_THE EXERCISE_
Reproduce each of the items below, substituting "data-point-blocked" for every occurrence of "data-point-sleeping" and leaving all other text unchanged.

_RECORDS SHOWN_
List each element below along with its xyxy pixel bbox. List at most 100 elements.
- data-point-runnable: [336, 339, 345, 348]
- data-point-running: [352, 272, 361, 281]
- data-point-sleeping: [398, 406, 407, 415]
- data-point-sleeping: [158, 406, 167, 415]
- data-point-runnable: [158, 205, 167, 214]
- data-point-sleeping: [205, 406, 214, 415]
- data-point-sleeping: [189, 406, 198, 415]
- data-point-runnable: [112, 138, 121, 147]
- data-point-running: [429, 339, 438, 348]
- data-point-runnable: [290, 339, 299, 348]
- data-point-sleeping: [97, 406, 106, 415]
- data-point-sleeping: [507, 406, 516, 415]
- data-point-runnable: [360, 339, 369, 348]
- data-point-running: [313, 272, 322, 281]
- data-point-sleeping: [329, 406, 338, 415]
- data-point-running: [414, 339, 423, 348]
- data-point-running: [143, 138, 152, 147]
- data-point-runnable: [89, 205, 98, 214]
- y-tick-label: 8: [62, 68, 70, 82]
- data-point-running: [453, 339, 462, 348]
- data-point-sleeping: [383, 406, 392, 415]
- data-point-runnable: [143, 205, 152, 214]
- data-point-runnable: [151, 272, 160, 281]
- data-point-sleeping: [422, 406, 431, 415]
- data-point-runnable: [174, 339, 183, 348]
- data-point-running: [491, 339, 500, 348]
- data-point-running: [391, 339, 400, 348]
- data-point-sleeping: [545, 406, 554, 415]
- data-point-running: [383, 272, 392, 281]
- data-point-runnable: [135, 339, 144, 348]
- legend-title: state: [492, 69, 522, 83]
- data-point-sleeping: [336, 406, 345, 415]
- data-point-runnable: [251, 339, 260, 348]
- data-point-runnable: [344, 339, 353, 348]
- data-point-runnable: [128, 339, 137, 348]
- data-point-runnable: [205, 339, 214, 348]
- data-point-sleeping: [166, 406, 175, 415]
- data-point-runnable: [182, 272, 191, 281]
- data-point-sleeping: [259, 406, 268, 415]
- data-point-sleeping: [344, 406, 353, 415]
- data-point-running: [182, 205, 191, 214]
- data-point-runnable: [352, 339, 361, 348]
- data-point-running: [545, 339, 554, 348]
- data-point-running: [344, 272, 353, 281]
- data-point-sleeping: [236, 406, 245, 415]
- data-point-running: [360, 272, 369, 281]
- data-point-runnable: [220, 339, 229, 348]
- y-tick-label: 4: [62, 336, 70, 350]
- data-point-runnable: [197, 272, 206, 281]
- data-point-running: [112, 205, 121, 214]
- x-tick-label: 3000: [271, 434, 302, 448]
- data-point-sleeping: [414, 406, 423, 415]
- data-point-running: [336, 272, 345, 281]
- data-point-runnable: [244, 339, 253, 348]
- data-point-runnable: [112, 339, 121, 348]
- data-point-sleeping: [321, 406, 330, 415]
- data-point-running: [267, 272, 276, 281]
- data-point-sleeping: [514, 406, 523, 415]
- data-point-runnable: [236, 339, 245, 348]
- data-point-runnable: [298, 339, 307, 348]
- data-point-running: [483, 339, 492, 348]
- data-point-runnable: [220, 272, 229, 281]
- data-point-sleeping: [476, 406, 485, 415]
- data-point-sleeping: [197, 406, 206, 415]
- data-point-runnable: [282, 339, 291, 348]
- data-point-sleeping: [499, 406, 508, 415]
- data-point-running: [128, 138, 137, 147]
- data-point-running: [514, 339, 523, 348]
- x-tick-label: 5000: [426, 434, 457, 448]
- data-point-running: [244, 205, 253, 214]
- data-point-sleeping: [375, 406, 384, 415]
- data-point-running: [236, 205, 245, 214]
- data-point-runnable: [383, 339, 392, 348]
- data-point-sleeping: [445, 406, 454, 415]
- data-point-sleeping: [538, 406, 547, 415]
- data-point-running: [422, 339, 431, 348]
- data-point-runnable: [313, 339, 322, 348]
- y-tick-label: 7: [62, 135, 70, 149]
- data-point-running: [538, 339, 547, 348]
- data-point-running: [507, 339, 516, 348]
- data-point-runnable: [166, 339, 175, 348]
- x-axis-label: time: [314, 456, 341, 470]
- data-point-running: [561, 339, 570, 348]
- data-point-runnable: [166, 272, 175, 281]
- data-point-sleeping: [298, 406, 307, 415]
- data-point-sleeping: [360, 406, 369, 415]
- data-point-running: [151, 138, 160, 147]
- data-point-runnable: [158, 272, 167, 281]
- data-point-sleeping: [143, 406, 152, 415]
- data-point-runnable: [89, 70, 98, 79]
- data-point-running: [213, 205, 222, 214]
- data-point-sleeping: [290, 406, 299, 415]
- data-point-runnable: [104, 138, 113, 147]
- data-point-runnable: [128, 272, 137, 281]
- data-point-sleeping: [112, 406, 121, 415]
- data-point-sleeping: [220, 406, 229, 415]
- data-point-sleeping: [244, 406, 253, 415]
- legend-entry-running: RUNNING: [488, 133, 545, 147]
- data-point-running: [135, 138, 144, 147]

_WORKED SOLUTION_
List each element below along with its xyxy pixel bbox. List at most 100 elements.
- data-point-runnable: [336, 339, 345, 348]
- data-point-running: [352, 272, 361, 281]
- data-point-blocked: [398, 406, 407, 415]
- data-point-blocked: [158, 406, 167, 415]
- data-point-runnable: [158, 205, 167, 214]
- data-point-blocked: [205, 406, 214, 415]
- data-point-blocked: [189, 406, 198, 415]
- data-point-runnable: [112, 138, 121, 147]
- data-point-running: [429, 339, 438, 348]
- data-point-runnable: [290, 339, 299, 348]
- data-point-blocked: [97, 406, 106, 415]
- data-point-blocked: [507, 406, 516, 415]
- data-point-runnable: [360, 339, 369, 348]
- data-point-running: [313, 272, 322, 281]
- data-point-blocked: [329, 406, 338, 415]
- data-point-running: [414, 339, 423, 348]
- data-point-running: [143, 138, 152, 147]
- data-point-runnable: [89, 205, 98, 214]
- y-tick-label: 8: [62, 68, 70, 82]
- data-point-running: [453, 339, 462, 348]
- data-point-blocked: [383, 406, 392, 415]
- data-point-runnable: [143, 205, 152, 214]
- data-point-runnable: [151, 272, 160, 281]
- data-point-blocked: [422, 406, 431, 415]
- data-point-runnable: [174, 339, 183, 348]
- data-point-running: [491, 339, 500, 348]
- data-point-running: [391, 339, 400, 348]
- data-point-blocked: [545, 406, 554, 415]
- data-point-running: [383, 272, 392, 281]
- data-point-runnable: [135, 339, 144, 348]
- legend-title: state: [492, 69, 522, 83]
- data-point-blocked: [336, 406, 345, 415]
- data-point-runnable: [251, 339, 260, 348]
- data-point-runnable: [344, 339, 353, 348]
- data-point-runnable: [128, 339, 137, 348]
- data-point-runnable: [205, 339, 214, 348]
- data-point-blocked: [166, 406, 175, 415]
- data-point-runnable: [182, 272, 191, 281]
- data-point-blocked: [259, 406, 268, 415]
- data-point-blocked: [344, 406, 353, 415]
- data-point-running: [182, 205, 191, 214]
- data-point-runnable: [352, 339, 361, 348]
- data-point-running: [545, 339, 554, 348]
- data-point-running: [344, 272, 353, 281]
- data-point-blocked: [236, 406, 245, 415]
- data-point-running: [360, 272, 369, 281]
- data-point-runnable: [220, 339, 229, 348]
- y-tick-label: 4: [62, 336, 70, 350]
- data-point-runnable: [197, 272, 206, 281]
- data-point-running: [112, 205, 121, 214]
- x-tick-label: 3000: [271, 434, 302, 448]
- data-point-blocked: [414, 406, 423, 415]
- data-point-running: [336, 272, 345, 281]
- data-point-runnable: [244, 339, 253, 348]
- data-point-runnable: [112, 339, 121, 348]
- data-point-blocked: [321, 406, 330, 415]
- data-point-running: [267, 272, 276, 281]
- data-point-blocked: [514, 406, 523, 415]
- data-point-runnable: [236, 339, 245, 348]
- data-point-runnable: [298, 339, 307, 348]
- data-point-running: [483, 339, 492, 348]
- data-point-runnable: [220, 272, 229, 281]
- data-point-blocked: [476, 406, 485, 415]
- data-point-blocked: [197, 406, 206, 415]
- data-point-runnable: [282, 339, 291, 348]
- data-point-blocked: [499, 406, 508, 415]
- data-point-running: [128, 138, 137, 147]
- data-point-running: [514, 339, 523, 348]
- x-tick-label: 5000: [426, 434, 457, 448]
- data-point-running: [244, 205, 253, 214]
- data-point-blocked: [375, 406, 384, 415]
- data-point-running: [236, 205, 245, 214]
- data-point-runnable: [383, 339, 392, 348]
- data-point-blocked: [445, 406, 454, 415]
- data-point-blocked: [538, 406, 547, 415]
- data-point-running: [422, 339, 431, 348]
- data-point-runnable: [313, 339, 322, 348]
- y-tick-label: 7: [62, 135, 70, 149]
- data-point-running: [538, 339, 547, 348]
- data-point-running: [507, 339, 516, 348]
- data-point-runnable: [166, 339, 175, 348]
- x-axis-label: time: [314, 456, 341, 470]
- data-point-running: [561, 339, 570, 348]
- data-point-runnable: [166, 272, 175, 281]
- data-point-blocked: [298, 406, 307, 415]
- data-point-blocked: [360, 406, 369, 415]
- data-point-running: [151, 138, 160, 147]
- data-point-runnable: [158, 272, 167, 281]
- data-point-blocked: [143, 406, 152, 415]
- data-point-runnable: [89, 70, 98, 79]
- data-point-running: [213, 205, 222, 214]
- data-point-blocked: [290, 406, 299, 415]
- data-point-runnable: [104, 138, 113, 147]
- data-point-runnable: [128, 272, 137, 281]
- data-point-blocked: [112, 406, 121, 415]
- data-point-blocked: [220, 406, 229, 415]
- data-point-blocked: [244, 406, 253, 415]
- legend-entry-running: RUNNING: [488, 133, 545, 147]
- data-point-running: [135, 138, 144, 147]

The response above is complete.